> **TASK DIRECTIONS**: From the entries below, count the lines with "range". Write only the count.

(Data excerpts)
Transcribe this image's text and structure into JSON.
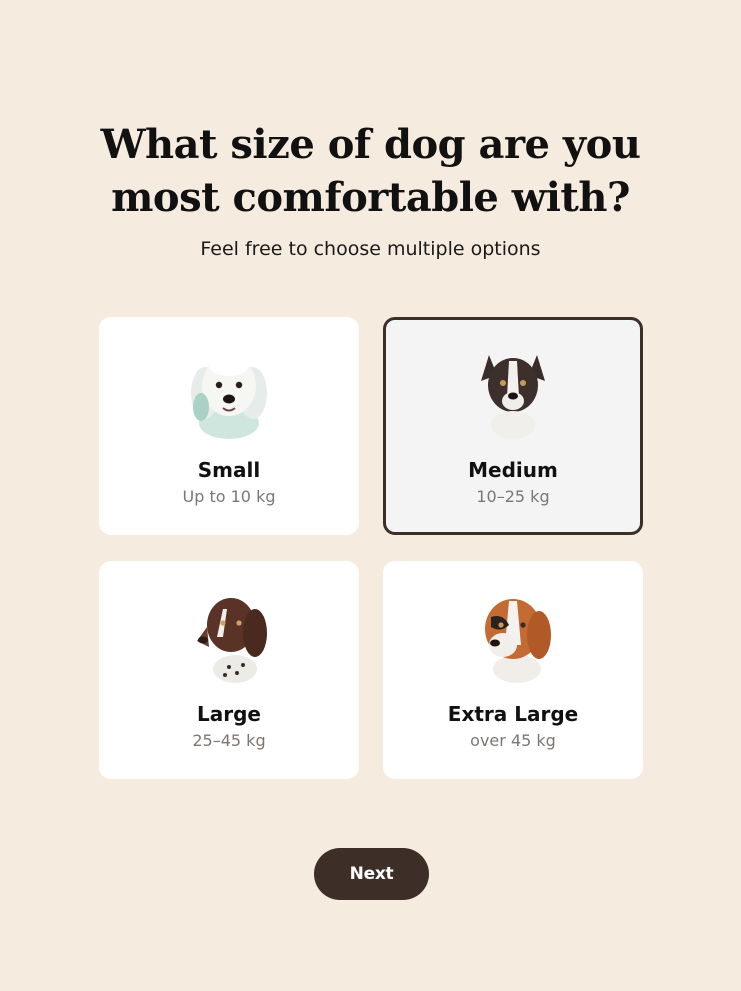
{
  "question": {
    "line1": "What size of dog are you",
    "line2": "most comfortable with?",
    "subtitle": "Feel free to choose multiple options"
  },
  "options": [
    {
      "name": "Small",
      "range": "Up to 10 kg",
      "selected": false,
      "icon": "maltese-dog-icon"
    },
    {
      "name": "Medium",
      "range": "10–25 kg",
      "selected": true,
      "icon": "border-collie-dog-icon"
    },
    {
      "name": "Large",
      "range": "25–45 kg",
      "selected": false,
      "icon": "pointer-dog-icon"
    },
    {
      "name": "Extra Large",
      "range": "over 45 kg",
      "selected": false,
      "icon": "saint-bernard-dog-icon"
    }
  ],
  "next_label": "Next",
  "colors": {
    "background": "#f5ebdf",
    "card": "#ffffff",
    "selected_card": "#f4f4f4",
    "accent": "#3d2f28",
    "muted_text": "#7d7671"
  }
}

> **TASK RESPONSE**: 4